● The task: Every record that follows should be printed verbatim.

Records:
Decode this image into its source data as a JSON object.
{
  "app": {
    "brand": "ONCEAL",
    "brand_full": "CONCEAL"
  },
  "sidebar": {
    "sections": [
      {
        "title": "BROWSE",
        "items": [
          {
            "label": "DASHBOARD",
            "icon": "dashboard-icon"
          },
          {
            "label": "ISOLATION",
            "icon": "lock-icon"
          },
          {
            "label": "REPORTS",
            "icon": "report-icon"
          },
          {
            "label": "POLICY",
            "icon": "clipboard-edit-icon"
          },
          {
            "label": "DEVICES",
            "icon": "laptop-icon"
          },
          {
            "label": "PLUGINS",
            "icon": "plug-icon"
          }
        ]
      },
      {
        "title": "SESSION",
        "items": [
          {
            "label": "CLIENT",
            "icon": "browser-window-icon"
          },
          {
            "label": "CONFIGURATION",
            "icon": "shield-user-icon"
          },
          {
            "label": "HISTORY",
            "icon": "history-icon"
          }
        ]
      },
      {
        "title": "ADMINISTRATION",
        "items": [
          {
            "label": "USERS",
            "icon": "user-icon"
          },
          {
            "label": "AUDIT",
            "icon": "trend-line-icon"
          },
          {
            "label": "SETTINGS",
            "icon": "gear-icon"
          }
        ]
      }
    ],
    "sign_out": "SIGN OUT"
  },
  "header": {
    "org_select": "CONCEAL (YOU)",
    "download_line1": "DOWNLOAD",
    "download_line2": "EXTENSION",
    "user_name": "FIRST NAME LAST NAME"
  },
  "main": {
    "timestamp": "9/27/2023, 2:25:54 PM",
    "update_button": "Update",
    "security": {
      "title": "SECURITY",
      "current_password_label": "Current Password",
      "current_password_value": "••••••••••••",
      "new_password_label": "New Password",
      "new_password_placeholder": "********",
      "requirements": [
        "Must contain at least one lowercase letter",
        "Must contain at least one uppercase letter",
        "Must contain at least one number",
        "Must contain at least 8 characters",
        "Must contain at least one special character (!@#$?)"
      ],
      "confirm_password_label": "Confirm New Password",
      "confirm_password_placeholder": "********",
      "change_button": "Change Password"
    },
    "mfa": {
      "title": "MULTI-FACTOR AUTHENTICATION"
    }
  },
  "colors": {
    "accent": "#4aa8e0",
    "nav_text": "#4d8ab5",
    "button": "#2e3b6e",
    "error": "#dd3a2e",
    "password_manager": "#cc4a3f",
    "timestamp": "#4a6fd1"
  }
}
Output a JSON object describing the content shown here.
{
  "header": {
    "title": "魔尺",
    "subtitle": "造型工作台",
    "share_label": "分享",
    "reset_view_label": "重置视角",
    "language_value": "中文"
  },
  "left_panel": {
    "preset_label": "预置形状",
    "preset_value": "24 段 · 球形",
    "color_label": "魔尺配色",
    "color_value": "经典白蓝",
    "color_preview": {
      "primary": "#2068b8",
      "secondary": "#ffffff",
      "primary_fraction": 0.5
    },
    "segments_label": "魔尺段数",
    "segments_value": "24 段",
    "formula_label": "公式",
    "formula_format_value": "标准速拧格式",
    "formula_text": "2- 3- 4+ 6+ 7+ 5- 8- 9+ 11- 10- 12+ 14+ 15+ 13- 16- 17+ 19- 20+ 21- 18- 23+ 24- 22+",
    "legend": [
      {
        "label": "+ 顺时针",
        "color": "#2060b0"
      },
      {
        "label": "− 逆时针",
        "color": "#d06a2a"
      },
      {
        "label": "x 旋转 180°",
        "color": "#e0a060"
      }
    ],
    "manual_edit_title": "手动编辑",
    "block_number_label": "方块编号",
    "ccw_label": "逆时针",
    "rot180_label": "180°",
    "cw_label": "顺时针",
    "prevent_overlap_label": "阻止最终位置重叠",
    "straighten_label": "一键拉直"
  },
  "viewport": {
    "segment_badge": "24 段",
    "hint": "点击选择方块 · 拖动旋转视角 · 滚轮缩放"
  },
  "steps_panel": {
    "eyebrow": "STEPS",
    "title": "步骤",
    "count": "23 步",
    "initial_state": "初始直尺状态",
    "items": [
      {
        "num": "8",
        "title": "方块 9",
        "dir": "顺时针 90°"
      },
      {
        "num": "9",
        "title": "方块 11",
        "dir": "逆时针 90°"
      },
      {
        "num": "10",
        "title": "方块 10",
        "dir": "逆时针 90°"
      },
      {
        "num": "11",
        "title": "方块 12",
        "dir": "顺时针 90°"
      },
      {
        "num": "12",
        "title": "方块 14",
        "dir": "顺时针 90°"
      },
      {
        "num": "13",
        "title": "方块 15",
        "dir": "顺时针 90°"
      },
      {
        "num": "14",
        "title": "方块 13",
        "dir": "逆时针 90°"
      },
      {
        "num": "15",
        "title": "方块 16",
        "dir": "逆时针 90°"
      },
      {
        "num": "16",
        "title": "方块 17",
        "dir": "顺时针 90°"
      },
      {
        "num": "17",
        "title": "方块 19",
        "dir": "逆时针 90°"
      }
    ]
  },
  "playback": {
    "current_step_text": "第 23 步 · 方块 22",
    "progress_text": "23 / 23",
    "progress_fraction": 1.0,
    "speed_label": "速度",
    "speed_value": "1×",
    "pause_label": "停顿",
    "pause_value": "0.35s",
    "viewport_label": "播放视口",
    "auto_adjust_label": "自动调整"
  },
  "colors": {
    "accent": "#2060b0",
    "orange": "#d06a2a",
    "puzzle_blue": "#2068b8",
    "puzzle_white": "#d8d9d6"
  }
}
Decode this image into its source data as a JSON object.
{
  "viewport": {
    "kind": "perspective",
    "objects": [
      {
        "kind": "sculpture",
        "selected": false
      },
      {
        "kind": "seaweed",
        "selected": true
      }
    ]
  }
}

● Complete answer:
Decode this image into its source data as a JSON object.
{
  "app": {
    "brand": "ONCEAL",
    "brand_full": "CONCEAL"
  },
  "sidebar": {
    "sections": [
      {
        "title": "BROWSE",
        "items": [
          {
            "label": "DASHBOARD",
            "icon": "dashboard-icon"
          },
          {
            "label": "ISOLATION",
            "icon": "lock-icon"
          },
          {
            "label": "REPORTS",
            "icon": "report-icon"
          },
          {
            "label": "POLICY",
            "icon": "clipboard-edit-icon"
          },
          {
            "label": "DEVICES",
            "icon": "laptop-icon"
          },
          {
            "label": "PLUGINS",
            "icon": "plug-icon"
          }
        ]
      },
      {
        "title": "SESSION",
        "items": [
          {
            "label": "CLIENT",
            "icon": "browser-window-icon"
          },
          {
            "label": "CONFIGURATION",
            "icon": "shield-user-icon"
          },
          {
            "label": "HISTORY",
            "icon": "history-icon"
          }
        ]
      },
      {
        "title": "ADMINISTRATION",
        "items": [
          {
            "label": "USERS",
            "icon": "user-icon"
          },
          {
            "label": "AUDIT",
            "icon": "trend-line-icon"
          },
          {
            "label": "SETTINGS",
            "icon": "gear-icon"
          }
        ]
      }
    ],
    "sign_out": "SIGN OUT"
  },
  "header": {
    "org_select": "CONCEAL (YOU)",
    "download_line1": "DOWNLOAD",
    "download_line2": "EXTENSION",
    "user_name": "FIRST NAME LAST NAME"
  },
  "main": {
    "timestamp": "9/27/2023, 2:25:54 PM",
    "update_button": "Update",
    "security": {
      "title": "SECURITY",
      "current_password_label": "Current Password",
      "current_password_value": "••••••••••••",
      "new_password_label": "New Password",
      "new_password_placeholder": "********",
      "requirements": [
        "Must contain at least one lowercase letter",
        "Must contain at least one uppercase letter",
        "Must contain at least one number",
        "Must contain at least 8 characters",
        "Must contain at least one special character (!@#$?)"
      ],
      "confirm_password_label": "Confirm New Password",
      "confirm_password_placeholder": "********",
      "change_button": "Change Password"
    },
    "mfa": {
      "title": "MULTI-FACTOR AUTHENTICATION"
    }
  },
  "colors": {
    "accent": "#4aa8e0",
    "nav_text": "#4d8ab5",
    "button": "#2e3b6e",
    "error": "#dd3a2e",
    "password_manager": "#cc4a3f",
    "timestamp": "#4a6fd1"
  }
}
Output a JSON object describing the content shown here.
{
  "header": {
    "title": "魔尺",
    "subtitle": "造型工作台",
    "share_label": "分享",
    "reset_view_label": "重置视角",
    "language_value": "中文"
  },
  "left_panel": {
    "preset_label": "预置形状",
    "preset_value": "24 段 · 球形",
    "color_label": "魔尺配色",
    "color_value": "经典白蓝",
    "color_preview": {
      "primary": "#2068b8",
      "secondary": "#ffffff",
      "primary_fraction": 0.5
    },
    "segments_label": "魔尺段数",
    "segments_value": "24 段",
    "formula_label": "公式",
    "formula_format_value": "标准速拧格式",
    "formula_text": "2- 3- 4+ 6+ 7+ 5- 8- 9+ 11- 10- 12+ 14+ 15+ 13- 16- 17+ 19- 20+ 21- 18- 23+ 24- 22+",
    "legend": [
      {
        "label": "+ 顺时针",
        "color": "#2060b0"
      },
      {
        "label": "− 逆时针",
        "color": "#d06a2a"
      },
      {
        "label": "x 旋转 180°",
        "color": "#e0a060"
      }
    ],
    "manual_edit_title": "手动编辑",
    "block_number_label": "方块编号",
    "ccw_label": "逆时针",
    "rot180_label": "180°",
    "cw_label": "顺时针",
    "prevent_overlap_label": "阻止最终位置重叠",
    "straighten_label": "一键拉直"
  },
  "viewport": {
    "segment_badge": "24 段",
    "hint": "点击选择方块 · 拖动旋转视角 · 滚轮缩放"
  },
  "steps_panel": {
    "eyebrow": "STEPS",
    "title": "步骤",
    "count": "23 步",
    "initial_state": "初始直尺状态",
    "items": [
      {
        "num": "8",
        "title": "方块 9",
        "dir": "顺时针 90°"
      },
      {
        "num": "9",
        "title": "方块 11",
        "dir": "逆时针 90°"
      },
      {
        "num": "10",
        "title": "方块 10",
        "dir": "逆时针 90°"
      },
      {
        "num": "11",
        "title": "方块 12",
        "dir": "顺时针 90°"
      },
      {
        "num": "12",
        "title": "方块 14",
        "dir": "顺时针 90°"
      },
      {
        "num": "13",
        "title": "方块 15",
        "dir": "顺时针 90°"
      },
      {
        "num": "14",
        "title": "方块 13",
        "dir": "逆时针 90°"
      },
      {
        "num": "15",
        "title": "方块 16",
        "dir": "逆时针 90°"
      },
      {
        "num": "16",
        "title": "方块 17",
        "dir": "顺时针 90°"
      },
      {
        "num": "17",
        "title": "方块 19",
        "dir": "逆时针 90°"
      }
    ]
  },
  "playback": {
    "current_step_text": "第 23 步 · 方块 22",
    "progress_text": "23 / 23",
    "progress_fraction": 1.0,
    "speed_label": "速度",
    "speed_value": "1×",
    "pause_label": "停顿",
    "pause_value": "0.35s",
    "viewport_label": "播放视口",
    "auto_adjust_label": "自动调整"
  },
  "colors": {
    "accent": "#2060b0",
    "orange": "#d06a2a",
    "puzzle_blue": "#2068b8",
    "puzzle_white": "#d8d9d6"
  }
}
Decode this image into its source data as a JSON object.
{
  "viewport": {
    "kind": "perspective",
    "objects": [
      {
        "kind": "sculpture",
        "selected": false
      },
      {
        "kind": "seaweed",
        "selected": true
      }
    ]
  }
}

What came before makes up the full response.